▶ DATASET:
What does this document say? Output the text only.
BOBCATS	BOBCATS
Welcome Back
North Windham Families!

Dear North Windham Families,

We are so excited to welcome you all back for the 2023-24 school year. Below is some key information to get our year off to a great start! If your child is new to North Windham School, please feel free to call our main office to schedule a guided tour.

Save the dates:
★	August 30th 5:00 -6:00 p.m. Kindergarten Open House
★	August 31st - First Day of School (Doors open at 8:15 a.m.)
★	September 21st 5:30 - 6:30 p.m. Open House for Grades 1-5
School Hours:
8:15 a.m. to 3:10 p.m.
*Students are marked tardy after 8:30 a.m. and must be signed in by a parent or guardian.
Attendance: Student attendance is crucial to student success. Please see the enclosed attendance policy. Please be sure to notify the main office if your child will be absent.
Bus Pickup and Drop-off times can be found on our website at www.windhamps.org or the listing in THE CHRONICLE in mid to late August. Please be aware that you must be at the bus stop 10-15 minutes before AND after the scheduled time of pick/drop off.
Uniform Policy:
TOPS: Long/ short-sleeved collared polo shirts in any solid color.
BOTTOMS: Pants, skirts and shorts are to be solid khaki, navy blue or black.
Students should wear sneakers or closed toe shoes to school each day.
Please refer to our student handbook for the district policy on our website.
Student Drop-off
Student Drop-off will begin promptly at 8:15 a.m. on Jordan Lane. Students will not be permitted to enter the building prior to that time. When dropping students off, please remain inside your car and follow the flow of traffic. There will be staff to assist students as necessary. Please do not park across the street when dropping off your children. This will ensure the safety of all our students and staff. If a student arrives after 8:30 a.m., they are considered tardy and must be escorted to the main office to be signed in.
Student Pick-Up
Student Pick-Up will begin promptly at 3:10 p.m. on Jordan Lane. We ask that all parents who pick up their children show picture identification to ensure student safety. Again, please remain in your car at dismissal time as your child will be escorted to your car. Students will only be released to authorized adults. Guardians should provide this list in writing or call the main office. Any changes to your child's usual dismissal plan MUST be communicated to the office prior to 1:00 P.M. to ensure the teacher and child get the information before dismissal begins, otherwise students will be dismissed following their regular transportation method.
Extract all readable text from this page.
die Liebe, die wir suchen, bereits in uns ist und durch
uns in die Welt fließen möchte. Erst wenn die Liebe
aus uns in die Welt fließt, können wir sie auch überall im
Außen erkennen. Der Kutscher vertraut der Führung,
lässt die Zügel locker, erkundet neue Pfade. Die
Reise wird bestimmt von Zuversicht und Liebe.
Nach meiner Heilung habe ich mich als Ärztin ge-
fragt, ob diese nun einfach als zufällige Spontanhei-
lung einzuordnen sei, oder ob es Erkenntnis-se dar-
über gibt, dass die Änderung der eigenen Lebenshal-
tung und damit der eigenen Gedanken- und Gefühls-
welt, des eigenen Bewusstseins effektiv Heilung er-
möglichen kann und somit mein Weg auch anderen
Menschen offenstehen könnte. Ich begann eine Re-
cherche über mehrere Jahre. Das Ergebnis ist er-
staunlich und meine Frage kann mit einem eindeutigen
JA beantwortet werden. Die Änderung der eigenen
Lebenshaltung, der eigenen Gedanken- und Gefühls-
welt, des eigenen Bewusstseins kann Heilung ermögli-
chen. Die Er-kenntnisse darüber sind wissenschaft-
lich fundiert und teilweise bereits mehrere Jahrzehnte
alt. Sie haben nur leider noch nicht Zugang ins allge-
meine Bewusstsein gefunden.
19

▶ STATED TASK:
From the entries above, copy out every line where the string "Heilung" appears.

▶ RESPONSE TO THE EXERCISE:
Nach meiner Heilung habe ich mich als Ärztin ge-
welt, des eigenen Bewusstseins effektiv Heilung er-
welt, des eigenen Bewusstseins kann Heilung ermögli-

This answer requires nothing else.